**Exercise objective**
Only lines holding the string "États" are wanted; copy each one from the material.
>>>>>
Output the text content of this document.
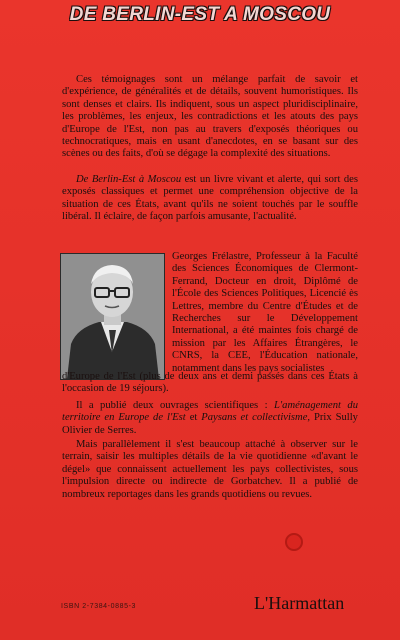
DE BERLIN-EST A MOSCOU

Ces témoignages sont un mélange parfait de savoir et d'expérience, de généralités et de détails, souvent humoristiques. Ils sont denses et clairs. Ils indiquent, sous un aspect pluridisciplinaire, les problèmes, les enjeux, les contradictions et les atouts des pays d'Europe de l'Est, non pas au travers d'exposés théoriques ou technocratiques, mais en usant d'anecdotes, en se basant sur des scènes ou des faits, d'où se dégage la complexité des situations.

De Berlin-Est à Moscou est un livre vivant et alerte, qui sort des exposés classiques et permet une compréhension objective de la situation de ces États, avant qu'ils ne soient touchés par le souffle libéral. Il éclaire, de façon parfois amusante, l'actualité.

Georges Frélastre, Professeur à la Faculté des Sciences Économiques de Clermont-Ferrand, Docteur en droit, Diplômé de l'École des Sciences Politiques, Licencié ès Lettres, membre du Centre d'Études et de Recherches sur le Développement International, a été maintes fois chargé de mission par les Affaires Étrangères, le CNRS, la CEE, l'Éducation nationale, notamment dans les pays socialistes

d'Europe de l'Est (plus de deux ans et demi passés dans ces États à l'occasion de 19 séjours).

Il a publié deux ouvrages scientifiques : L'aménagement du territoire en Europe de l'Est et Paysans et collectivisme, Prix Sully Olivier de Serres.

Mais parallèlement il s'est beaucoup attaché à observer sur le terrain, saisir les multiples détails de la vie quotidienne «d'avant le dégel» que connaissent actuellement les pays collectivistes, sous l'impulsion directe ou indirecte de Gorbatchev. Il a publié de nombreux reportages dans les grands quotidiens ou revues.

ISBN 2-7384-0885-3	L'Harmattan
<<<<<
>>>>>
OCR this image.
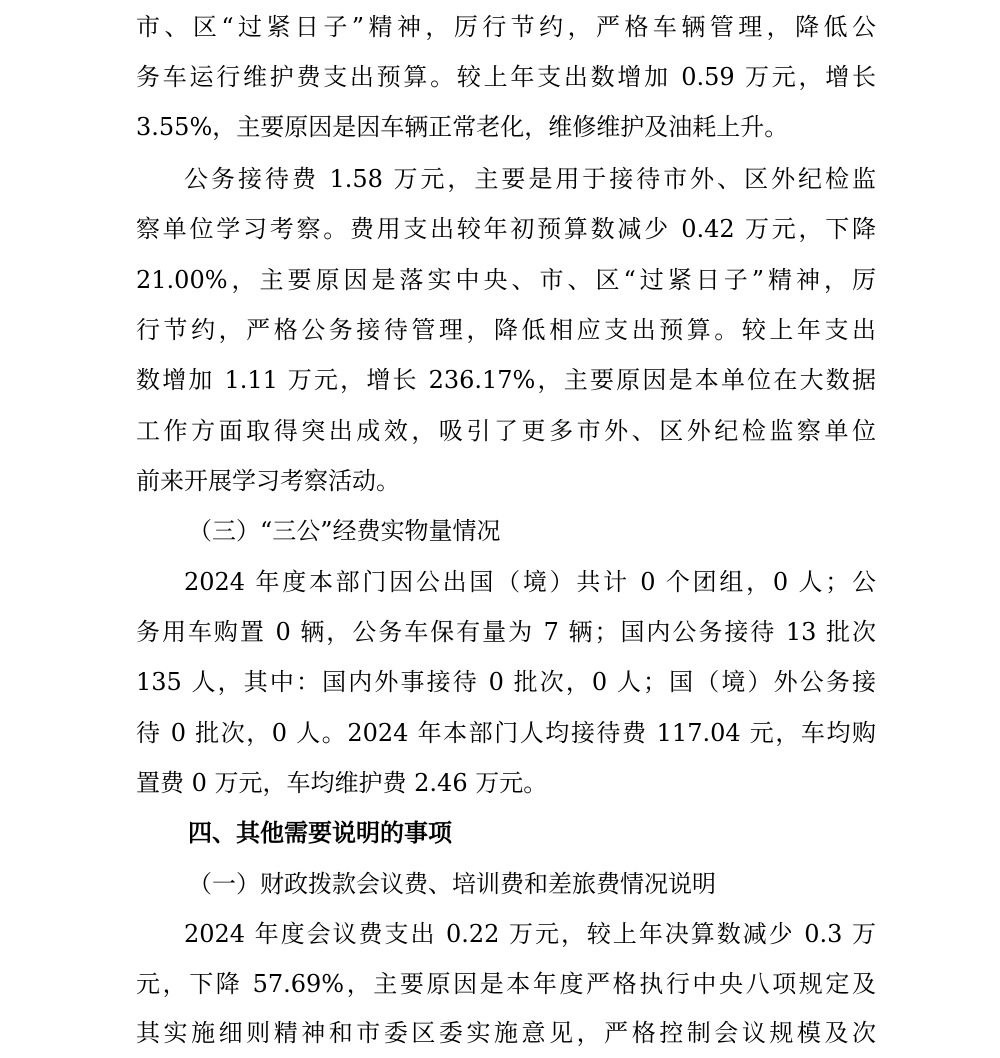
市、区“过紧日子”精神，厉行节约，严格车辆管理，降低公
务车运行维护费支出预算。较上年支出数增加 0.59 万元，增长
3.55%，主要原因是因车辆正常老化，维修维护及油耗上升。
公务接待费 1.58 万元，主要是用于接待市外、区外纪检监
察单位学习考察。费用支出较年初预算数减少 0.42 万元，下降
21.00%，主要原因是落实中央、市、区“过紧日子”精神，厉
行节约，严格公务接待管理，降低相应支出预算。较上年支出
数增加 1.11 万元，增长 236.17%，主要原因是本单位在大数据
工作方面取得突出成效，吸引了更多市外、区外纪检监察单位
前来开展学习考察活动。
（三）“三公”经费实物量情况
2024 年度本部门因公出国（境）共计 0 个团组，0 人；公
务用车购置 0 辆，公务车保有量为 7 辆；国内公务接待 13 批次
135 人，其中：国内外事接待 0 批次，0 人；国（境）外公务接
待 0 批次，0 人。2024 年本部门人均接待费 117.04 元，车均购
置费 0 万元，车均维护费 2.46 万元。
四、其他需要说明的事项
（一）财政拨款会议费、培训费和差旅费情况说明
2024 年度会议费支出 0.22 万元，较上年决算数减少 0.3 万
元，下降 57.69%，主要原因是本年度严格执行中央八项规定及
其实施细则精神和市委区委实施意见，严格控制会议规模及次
<<<<<
**Exercise output**
De Berlin-Est à Moscou est un livre vivant et alerte, qui sort des exposés classiques et permet une compréhension objective de la situation de ces États, avant qu'ils ne soient touchés par le souffle libéral. Il éclaire, de façon parfois amusante, l'actualité.
d'Europe de l'Est (plus de deux ans et demi passés dans ces États à l'occasion de 19 séjours).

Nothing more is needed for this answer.